▸ SOURCE RECORDS:
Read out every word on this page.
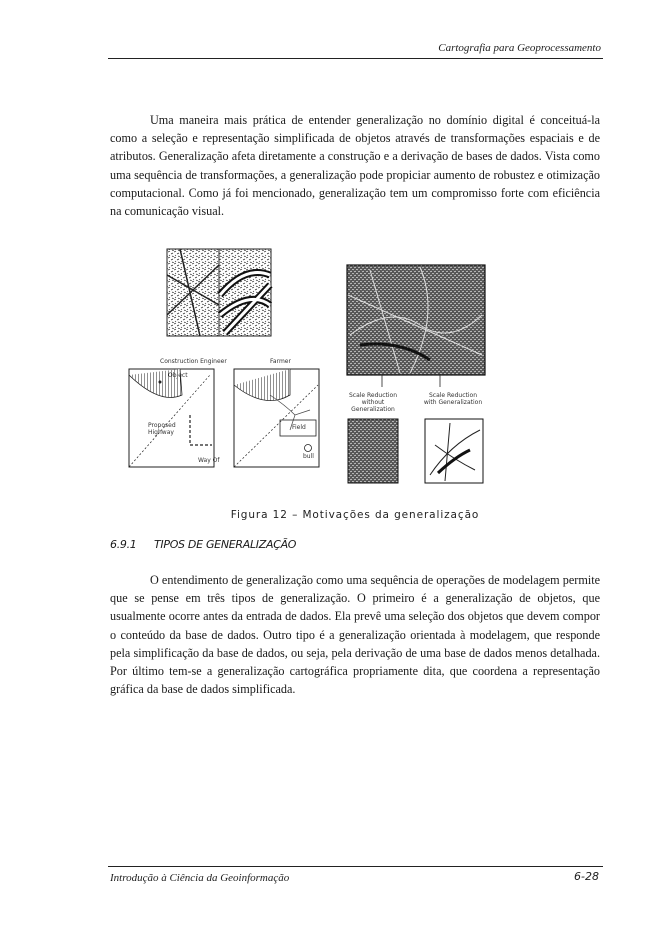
Cartografia para Geoprocessamento

Uma maneira mais prática de entender generalização no domínio digital é conceituá-la como a seleção e representação simplificada de objetos através de transformações espaciais e de atributos. Generalização afeta diretamente a construção e a derivação de bases de dados. Vista como uma sequência de transformações, a generalização pode propiciar aumento de robustez e otimização computacional. Como já foi mencionado, generalização tem um compromisso forte com eficiência na comunicação visual.

Construction Engineer	Farmer
Object
Proposed Highway
Way Of
Field
bull
Scale Reduction without Generalization
Scale Reduction with Generalization
Figura 12 – Motivações da generalização
6.9.1 TIPOS DE GENERALIZAÇÃO

O entendimento de generalização como uma sequência de operações de modelagem permite que se pense em três tipos de generalização. O primeiro é a generalização de objetos, que usualmente ocorre antes da entrada de dados. Ela prevê uma seleção dos objetos que devem compor o conteúdo da base de dados. Outro tipo é a generalização orientada à modelagem, que responde pela simplificação da base de dados, ou seja, pela derivação de uma base de dados menos detalhada. Por último tem-se a generalização cartográfica propriamente dita, que coordena a representação gráfica da base de dados simplificada.

Introdução à Ciência da Geoinformação	6-28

▸ OBJECTIVE:
Filter the data, keeping only the lines that contain "Generalization".

▸ FINISHED ANSWER:
Scale Reduction without Generalization
Scale Reduction with Generalization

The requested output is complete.